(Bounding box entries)
==============================

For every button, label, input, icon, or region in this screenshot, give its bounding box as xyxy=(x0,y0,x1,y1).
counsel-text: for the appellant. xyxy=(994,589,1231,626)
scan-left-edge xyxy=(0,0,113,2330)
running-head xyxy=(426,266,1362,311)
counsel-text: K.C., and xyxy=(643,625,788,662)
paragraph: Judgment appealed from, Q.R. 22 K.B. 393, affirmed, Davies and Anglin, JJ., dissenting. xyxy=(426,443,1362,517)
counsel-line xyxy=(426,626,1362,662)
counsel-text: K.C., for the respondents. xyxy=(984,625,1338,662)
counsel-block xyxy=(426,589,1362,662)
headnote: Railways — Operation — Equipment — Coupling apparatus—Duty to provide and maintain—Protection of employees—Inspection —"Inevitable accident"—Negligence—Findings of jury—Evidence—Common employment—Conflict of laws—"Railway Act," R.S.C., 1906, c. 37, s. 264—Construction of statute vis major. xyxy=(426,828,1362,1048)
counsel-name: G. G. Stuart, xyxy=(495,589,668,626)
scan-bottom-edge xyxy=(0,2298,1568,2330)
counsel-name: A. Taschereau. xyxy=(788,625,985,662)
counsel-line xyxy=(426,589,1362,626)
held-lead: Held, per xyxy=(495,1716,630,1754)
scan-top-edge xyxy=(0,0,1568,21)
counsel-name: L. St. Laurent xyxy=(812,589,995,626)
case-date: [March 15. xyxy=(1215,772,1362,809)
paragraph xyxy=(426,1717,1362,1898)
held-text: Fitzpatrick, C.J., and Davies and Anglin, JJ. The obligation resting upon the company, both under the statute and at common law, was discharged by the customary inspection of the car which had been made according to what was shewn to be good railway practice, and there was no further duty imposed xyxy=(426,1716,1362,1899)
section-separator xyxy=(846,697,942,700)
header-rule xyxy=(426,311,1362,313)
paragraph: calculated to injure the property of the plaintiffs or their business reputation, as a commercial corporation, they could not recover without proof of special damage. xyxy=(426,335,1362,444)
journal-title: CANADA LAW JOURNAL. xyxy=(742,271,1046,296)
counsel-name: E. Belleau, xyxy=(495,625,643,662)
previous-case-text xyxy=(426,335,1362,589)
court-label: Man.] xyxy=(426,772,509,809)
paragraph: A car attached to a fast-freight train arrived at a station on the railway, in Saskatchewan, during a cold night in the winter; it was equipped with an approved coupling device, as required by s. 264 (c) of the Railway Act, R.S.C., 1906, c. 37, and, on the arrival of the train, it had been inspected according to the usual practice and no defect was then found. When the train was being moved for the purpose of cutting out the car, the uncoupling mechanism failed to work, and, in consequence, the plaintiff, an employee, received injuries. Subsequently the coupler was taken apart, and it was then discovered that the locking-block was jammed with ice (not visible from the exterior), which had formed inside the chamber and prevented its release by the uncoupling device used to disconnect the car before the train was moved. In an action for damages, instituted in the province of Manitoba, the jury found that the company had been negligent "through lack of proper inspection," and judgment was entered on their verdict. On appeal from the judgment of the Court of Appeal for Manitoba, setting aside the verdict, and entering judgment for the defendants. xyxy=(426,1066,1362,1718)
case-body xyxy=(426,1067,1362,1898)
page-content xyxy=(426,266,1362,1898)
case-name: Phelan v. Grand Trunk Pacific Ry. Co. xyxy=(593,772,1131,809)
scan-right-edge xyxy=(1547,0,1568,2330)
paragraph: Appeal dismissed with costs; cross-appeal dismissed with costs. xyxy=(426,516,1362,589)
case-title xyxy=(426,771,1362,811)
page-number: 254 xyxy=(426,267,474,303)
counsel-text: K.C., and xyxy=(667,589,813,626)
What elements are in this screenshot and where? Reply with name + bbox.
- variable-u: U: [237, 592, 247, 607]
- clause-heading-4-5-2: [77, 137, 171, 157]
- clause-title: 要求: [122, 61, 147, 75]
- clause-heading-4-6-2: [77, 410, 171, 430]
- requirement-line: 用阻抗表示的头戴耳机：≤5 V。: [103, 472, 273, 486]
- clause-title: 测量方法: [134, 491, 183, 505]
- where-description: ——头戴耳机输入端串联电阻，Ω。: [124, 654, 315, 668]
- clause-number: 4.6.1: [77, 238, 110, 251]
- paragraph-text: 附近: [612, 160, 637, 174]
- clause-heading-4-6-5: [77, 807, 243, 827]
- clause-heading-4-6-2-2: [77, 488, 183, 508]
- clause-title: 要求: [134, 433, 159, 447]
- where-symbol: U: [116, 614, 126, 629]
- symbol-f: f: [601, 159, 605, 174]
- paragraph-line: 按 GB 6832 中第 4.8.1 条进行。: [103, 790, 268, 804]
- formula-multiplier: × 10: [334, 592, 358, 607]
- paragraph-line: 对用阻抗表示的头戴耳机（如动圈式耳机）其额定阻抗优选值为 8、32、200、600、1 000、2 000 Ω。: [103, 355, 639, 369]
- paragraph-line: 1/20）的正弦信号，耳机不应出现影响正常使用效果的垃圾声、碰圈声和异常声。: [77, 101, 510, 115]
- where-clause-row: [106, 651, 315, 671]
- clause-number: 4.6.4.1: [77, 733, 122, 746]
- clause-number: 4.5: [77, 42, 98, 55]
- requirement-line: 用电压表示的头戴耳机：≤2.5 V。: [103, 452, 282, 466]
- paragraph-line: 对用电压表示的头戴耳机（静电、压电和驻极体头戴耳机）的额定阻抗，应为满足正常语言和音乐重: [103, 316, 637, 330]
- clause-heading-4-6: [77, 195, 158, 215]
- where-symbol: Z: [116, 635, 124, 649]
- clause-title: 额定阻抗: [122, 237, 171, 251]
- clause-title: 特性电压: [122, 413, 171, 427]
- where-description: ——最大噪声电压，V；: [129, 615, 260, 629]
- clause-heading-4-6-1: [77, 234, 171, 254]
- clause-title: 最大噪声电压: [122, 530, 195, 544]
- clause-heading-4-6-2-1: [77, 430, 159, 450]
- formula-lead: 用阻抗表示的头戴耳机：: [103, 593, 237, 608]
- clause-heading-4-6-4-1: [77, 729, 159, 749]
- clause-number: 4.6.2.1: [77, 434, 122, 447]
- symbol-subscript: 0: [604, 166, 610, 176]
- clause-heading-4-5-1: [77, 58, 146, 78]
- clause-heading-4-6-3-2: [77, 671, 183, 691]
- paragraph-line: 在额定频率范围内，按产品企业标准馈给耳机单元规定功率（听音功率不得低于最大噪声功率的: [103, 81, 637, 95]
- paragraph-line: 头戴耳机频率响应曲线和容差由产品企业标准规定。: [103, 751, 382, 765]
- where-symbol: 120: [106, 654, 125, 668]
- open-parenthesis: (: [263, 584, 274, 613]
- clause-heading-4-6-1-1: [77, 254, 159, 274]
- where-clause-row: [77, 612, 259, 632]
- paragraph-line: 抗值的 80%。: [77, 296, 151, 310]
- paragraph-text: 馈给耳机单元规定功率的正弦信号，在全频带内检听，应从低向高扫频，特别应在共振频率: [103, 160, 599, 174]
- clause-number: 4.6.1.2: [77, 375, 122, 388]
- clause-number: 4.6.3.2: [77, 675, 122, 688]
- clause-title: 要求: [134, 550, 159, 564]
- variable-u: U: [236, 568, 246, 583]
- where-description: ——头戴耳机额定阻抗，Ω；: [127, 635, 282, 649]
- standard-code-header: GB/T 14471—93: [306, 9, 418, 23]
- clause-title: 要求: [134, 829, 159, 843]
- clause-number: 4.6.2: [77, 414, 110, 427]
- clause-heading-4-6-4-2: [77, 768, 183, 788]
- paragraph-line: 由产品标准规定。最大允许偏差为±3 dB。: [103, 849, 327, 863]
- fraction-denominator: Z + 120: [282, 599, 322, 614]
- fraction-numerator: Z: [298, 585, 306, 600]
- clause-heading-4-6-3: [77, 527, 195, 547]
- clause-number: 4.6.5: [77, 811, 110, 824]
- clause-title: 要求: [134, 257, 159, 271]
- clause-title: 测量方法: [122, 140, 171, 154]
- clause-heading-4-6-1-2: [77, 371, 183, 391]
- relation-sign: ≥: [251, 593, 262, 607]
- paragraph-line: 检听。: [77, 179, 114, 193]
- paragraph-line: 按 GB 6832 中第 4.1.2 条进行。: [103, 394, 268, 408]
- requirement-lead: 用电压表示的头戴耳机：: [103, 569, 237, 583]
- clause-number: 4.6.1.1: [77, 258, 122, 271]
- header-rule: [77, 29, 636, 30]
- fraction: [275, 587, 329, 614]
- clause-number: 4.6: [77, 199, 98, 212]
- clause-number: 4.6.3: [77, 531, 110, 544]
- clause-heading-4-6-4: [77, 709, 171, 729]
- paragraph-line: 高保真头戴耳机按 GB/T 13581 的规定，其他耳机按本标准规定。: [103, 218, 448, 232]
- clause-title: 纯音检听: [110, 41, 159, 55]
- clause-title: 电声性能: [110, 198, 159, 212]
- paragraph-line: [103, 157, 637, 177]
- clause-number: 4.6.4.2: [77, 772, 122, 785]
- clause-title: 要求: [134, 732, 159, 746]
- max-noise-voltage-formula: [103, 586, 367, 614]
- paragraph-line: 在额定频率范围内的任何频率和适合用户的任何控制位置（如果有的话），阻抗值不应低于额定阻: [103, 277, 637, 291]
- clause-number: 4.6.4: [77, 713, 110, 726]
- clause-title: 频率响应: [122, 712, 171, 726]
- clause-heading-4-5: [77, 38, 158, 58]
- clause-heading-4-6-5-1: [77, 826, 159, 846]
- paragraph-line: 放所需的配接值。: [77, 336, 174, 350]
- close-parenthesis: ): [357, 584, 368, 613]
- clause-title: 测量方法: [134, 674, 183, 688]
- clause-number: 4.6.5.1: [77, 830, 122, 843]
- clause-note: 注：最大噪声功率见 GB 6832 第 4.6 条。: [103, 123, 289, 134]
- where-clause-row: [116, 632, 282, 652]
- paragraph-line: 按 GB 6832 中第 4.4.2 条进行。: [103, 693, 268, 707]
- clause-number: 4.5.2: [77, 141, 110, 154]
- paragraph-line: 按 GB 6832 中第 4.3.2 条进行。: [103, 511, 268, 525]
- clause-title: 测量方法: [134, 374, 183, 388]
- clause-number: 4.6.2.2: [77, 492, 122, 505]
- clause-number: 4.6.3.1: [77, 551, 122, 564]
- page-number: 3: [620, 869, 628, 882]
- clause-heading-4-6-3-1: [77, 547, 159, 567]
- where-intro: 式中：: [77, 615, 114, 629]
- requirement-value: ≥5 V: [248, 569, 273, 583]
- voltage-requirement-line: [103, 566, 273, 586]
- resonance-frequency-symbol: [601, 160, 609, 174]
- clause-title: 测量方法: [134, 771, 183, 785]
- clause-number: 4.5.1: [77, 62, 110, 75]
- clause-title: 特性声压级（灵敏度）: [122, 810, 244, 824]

==============================

**What is needed:** Show every line of the entries above that contains the string "rule". Case counts.

**Solution for this exercise:**
header-rule xyxy=(426,311,1362,313)
- header-rule: [77, 29, 636, 30]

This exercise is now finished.